- Goal
Work out the number of lines containing "information". Give that number alone.
-- Begin --
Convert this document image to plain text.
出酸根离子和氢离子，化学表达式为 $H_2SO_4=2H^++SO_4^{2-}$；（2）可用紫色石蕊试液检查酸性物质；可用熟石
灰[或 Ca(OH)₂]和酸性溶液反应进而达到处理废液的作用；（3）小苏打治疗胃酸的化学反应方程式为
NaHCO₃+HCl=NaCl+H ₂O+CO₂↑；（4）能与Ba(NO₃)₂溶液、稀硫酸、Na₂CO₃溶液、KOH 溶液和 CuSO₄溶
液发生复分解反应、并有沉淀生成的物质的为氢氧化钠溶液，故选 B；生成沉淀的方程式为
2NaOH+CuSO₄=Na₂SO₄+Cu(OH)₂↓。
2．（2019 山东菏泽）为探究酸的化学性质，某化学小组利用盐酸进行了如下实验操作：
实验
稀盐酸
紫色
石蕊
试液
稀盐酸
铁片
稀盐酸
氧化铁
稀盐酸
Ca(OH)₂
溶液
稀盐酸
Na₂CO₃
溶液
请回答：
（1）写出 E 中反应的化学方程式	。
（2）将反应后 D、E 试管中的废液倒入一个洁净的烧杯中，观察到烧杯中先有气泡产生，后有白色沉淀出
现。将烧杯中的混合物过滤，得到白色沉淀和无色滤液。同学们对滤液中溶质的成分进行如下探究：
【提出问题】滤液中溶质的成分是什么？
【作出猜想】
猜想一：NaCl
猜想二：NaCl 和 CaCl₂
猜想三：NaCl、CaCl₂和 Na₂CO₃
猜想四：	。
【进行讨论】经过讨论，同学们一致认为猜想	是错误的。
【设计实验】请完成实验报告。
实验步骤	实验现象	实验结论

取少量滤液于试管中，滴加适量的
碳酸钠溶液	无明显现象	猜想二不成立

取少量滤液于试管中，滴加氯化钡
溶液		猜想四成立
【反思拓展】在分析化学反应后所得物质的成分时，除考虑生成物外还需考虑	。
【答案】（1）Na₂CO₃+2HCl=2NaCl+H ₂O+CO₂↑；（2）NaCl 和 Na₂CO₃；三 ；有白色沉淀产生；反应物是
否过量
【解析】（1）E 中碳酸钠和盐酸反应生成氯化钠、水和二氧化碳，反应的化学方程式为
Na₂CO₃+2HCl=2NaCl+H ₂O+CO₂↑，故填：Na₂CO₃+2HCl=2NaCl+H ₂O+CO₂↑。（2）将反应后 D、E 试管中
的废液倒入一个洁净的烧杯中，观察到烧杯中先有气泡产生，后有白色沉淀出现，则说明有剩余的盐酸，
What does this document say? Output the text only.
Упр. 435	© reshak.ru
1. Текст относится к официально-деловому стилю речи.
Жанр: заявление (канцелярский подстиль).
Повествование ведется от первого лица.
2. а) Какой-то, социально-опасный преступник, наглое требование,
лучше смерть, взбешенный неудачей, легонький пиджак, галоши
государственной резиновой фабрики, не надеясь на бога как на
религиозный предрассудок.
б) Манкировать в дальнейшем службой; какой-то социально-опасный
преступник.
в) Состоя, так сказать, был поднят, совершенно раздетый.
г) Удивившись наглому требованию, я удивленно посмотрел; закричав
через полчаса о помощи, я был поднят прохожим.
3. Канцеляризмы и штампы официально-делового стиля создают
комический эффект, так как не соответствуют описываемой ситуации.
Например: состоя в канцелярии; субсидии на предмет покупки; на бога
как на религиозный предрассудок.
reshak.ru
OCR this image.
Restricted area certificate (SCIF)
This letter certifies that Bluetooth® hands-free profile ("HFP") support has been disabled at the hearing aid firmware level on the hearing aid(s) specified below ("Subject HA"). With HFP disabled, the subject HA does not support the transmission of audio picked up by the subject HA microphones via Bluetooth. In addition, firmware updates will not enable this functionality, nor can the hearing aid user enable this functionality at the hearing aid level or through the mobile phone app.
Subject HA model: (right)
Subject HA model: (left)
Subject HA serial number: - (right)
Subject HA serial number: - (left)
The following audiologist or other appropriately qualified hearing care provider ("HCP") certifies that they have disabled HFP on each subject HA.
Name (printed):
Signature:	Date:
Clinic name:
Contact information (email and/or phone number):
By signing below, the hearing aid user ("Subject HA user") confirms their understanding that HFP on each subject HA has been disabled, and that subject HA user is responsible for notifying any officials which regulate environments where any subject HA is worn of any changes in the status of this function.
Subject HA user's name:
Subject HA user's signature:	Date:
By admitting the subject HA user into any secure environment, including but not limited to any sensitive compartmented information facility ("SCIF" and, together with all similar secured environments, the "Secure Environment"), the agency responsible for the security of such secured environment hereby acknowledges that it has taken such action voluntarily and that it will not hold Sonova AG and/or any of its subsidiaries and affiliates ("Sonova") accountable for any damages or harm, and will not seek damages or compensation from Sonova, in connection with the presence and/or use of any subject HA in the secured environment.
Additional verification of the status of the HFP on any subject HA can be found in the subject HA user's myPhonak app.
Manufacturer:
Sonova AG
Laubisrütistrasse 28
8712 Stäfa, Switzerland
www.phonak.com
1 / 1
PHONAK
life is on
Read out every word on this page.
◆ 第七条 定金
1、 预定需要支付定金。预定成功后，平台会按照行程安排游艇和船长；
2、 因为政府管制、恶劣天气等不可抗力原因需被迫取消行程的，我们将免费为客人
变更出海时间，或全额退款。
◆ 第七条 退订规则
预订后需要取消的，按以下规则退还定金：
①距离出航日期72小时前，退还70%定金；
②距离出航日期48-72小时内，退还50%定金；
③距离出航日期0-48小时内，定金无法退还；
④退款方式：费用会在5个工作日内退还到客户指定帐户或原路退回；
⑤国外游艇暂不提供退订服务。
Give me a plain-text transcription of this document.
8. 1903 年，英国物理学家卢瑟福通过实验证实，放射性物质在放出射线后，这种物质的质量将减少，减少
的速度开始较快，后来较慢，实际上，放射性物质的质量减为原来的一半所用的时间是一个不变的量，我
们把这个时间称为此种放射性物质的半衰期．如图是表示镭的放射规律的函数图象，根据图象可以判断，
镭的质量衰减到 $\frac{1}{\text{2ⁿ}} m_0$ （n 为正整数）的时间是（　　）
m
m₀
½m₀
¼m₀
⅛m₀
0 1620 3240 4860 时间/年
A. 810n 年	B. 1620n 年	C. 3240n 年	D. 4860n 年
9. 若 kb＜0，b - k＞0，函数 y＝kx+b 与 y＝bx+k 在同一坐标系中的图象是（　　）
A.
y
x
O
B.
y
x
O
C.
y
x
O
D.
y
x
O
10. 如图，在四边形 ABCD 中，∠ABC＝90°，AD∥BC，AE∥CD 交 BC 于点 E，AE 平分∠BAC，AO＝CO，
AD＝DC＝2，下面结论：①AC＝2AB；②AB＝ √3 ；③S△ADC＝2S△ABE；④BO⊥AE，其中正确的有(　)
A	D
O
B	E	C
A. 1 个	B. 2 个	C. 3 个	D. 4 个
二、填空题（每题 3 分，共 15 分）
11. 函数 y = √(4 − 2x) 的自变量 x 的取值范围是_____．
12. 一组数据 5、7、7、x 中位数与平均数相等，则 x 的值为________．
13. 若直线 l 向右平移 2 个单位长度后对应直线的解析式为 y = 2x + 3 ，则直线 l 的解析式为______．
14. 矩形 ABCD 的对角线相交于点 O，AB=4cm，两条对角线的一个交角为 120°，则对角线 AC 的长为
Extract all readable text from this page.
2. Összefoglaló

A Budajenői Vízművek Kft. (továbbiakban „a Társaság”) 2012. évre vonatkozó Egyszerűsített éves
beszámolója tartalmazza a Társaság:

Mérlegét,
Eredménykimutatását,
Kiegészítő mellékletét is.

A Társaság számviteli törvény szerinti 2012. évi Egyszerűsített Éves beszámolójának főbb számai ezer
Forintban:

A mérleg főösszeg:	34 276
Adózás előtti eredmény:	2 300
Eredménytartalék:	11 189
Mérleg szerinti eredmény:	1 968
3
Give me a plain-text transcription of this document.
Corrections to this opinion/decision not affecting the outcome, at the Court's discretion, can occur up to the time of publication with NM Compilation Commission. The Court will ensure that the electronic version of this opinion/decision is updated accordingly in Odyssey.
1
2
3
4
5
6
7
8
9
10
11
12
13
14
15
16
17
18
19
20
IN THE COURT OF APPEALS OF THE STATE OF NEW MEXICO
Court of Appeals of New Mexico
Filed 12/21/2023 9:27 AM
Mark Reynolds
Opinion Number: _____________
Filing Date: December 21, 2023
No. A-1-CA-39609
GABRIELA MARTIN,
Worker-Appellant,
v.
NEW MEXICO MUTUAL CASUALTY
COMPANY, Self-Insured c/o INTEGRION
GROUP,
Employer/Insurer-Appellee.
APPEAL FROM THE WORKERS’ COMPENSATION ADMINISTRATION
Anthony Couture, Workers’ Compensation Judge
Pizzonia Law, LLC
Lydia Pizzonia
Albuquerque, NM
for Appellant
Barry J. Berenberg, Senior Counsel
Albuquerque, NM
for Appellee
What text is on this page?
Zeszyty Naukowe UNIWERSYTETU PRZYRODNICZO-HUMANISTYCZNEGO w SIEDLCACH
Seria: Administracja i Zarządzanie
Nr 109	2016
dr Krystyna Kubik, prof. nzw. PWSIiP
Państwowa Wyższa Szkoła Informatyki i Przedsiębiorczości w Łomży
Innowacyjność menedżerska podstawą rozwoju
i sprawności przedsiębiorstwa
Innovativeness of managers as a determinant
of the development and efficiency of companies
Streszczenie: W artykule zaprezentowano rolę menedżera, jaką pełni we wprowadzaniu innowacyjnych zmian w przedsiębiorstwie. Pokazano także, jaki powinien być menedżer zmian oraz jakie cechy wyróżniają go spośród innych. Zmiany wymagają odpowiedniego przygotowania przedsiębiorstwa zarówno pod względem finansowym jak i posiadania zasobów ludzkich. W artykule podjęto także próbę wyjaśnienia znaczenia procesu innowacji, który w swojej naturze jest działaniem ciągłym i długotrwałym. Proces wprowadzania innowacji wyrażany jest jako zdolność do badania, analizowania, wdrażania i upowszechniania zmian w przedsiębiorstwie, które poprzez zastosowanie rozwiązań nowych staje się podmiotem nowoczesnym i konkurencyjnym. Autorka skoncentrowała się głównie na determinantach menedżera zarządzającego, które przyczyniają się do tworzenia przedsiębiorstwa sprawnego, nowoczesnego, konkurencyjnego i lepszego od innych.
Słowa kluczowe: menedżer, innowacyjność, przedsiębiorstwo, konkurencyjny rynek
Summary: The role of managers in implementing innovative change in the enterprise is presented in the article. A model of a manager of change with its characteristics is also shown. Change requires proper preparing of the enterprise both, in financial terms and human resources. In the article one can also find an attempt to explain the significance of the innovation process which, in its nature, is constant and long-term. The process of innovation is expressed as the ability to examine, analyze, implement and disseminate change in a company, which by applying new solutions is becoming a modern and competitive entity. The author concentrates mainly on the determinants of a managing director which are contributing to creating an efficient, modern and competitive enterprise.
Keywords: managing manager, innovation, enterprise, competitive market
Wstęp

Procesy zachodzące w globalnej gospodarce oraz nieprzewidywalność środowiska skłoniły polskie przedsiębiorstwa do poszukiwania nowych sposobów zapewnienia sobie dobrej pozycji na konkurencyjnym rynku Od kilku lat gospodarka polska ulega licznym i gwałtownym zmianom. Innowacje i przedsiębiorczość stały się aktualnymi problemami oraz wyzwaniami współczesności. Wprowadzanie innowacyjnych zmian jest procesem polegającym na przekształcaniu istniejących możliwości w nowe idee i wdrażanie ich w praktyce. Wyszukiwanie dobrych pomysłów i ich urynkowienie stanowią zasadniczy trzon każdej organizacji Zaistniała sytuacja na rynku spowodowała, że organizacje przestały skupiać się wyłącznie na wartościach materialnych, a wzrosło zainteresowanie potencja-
-- End --
- Task output
2